▶ _WHAT TO PRODUCE_
Print the data exactly as it is given, please.

(Data listing)
** START **

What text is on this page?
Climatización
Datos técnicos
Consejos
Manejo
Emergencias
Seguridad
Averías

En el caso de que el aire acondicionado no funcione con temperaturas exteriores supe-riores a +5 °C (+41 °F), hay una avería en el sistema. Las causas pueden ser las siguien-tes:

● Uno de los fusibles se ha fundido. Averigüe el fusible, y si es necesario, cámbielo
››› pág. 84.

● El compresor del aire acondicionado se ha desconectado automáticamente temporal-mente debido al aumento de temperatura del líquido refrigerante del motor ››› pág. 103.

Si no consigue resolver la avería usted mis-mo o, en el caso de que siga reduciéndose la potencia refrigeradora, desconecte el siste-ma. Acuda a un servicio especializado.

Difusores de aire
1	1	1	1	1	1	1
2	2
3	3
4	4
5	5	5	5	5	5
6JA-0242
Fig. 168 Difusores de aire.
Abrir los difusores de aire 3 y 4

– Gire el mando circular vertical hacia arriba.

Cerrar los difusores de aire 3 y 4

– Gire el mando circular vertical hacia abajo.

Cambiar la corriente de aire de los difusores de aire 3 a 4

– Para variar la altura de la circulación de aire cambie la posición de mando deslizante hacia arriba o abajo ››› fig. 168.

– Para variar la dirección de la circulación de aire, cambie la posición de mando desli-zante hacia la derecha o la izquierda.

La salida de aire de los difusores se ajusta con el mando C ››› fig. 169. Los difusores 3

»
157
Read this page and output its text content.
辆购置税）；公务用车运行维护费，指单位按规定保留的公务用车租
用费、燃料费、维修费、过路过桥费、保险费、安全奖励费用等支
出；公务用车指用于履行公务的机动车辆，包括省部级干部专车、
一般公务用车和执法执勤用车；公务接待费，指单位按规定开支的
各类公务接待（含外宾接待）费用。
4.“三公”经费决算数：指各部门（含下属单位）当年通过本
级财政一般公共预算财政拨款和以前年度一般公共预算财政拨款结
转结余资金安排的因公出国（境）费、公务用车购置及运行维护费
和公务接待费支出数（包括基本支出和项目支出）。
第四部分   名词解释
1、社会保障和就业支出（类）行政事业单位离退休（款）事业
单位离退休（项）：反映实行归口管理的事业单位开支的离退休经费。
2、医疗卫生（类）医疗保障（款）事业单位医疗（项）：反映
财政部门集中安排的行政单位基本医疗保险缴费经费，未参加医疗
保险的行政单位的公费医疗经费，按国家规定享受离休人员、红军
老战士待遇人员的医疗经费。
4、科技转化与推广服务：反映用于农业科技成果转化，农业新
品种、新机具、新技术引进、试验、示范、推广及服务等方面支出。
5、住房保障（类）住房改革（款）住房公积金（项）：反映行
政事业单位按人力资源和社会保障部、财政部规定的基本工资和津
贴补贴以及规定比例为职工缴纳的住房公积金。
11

** END **

▶ _SOLVED EXERCISE_
What text is on this page?
Climatización
Datos técnicos
Consejos
Manejo
Emergencias
Seguridad
Averías

En el caso de que el aire acondicionado no funcione con temperaturas exteriores supe-riores a +5 °C (+41 °F), hay una avería en el sistema. Las causas pueden ser las siguien-tes:

● Uno de los fusibles se ha fundido. Averigüe el fusible, y si es necesario, cámbielo
››› pág. 84.

● El compresor del aire acondicionado se ha desconectado automáticamente temporal-mente debido al aumento de temperatura del líquido refrigerante del motor ››› pág. 103.

Si no consigue resolver la avería usted mis-mo o, en el caso de que siga reduciéndose la potencia refrigeradora, desconecte el siste-ma. Acuda a un servicio especializado.

Difusores de aire
1	1	1	1	1	1	1
2	2
3	3
4	4
5	5	5	5	5	5
6JA-0242
Fig. 168 Difusores de aire.
Abrir los difusores de aire 3 y 4

– Gire el mando circular vertical hacia arriba.

Cerrar los difusores de aire 3 y 4

– Gire el mando circular vertical hacia abajo.

Cambiar la corriente de aire de los difusores de aire 3 a 4

– Para variar la altura de la circulación de aire cambie la posición de mando deslizante hacia arriba o abajo ››› fig. 168.

– Para variar la dirección de la circulación de aire, cambie la posición de mando desli-zante hacia la derecha o la izquierda.

La salida de aire de los difusores se ajusta con el mando C ››› fig. 169. Los difusores 3

»
157
Read this page and output its text content.
辆购置税）；公务用车运行维护费，指单位按规定保留的公务用车租
用费、燃料费、维修费、过路过桥费、保险费、安全奖励费用等支
出；公务用车指用于履行公务的机动车辆，包括省部级干部专车、
一般公务用车和执法执勤用车；公务接待费，指单位按规定开支的
各类公务接待（含外宾接待）费用。
4.“三公”经费决算数：指各部门（含下属单位）当年通过本
级财政一般公共预算财政拨款和以前年度一般公共预算财政拨款结
转结余资金安排的因公出国（境）费、公务用车购置及运行维护费
和公务接待费支出数（包括基本支出和项目支出）。
第四部分   名词解释
1、社会保障和就业支出（类）行政事业单位离退休（款）事业
单位离退休（项）：反映实行归口管理的事业单位开支的离退休经费。
2、医疗卫生（类）医疗保障（款）事业单位医疗（项）：反映
财政部门集中安排的行政单位基本医疗保险缴费经费，未参加医疗
保险的行政单位的公费医疗经费，按国家规定享受离休人员、红军
老战士待遇人员的医疗经费。
4、科技转化与推广服务：反映用于农业科技成果转化，农业新
品种、新机具、新技术引进、试验、示范、推广及服务等方面支出。
5、住房保障（类）住房改革（款）住房公积金（项）：反映行
政事业单位按人力资源和社会保障部、财政部规定的基本工资和津
贴补贴以及规定比例为职工缴纳的住房公积金。
11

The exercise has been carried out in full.